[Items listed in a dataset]
☆ ☆ ☆ ☆
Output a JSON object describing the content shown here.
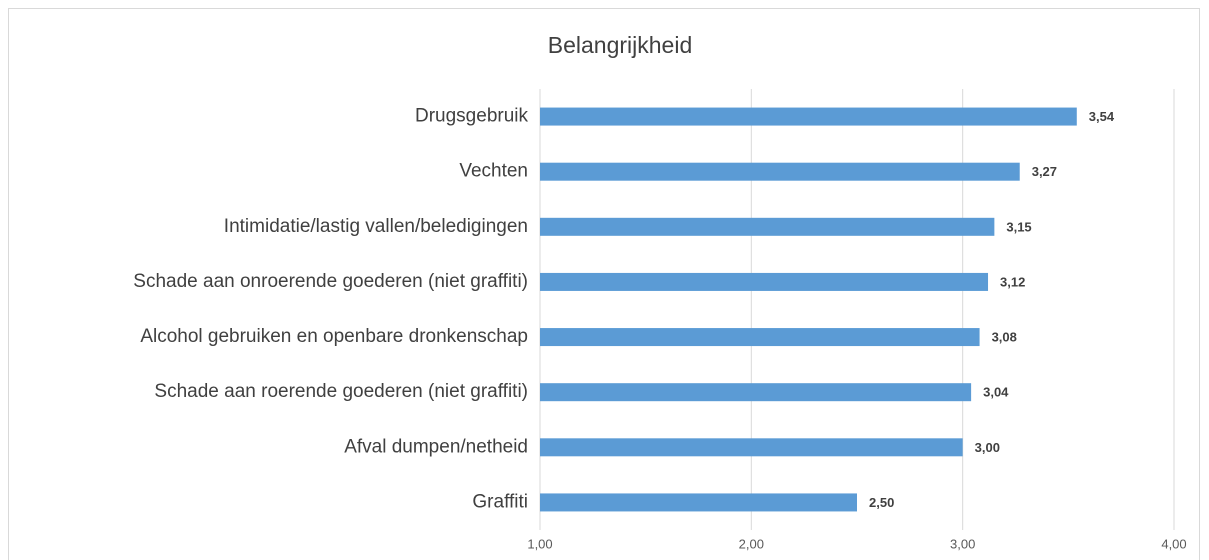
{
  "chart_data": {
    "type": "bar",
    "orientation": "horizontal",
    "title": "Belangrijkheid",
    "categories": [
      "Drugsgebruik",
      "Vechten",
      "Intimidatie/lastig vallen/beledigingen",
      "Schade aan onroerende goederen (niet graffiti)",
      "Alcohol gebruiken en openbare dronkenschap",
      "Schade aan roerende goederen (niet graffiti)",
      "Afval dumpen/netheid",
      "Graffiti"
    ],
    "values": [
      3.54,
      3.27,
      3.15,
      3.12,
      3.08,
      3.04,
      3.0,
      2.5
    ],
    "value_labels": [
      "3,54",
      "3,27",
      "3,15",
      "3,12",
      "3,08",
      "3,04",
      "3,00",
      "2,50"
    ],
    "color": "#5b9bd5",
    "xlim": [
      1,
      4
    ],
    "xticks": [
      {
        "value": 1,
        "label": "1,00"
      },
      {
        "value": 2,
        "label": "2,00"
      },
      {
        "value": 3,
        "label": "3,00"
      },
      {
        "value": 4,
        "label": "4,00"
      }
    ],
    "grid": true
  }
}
☆ ☆ ☆ ☆
__Aim__
Scan the material above. Copy each line that holds the word "niet".

__Task output__
      "Schade aan onroerende goederen (niet graffiti)",
      "Schade aan roerende goederen (niet graffiti)",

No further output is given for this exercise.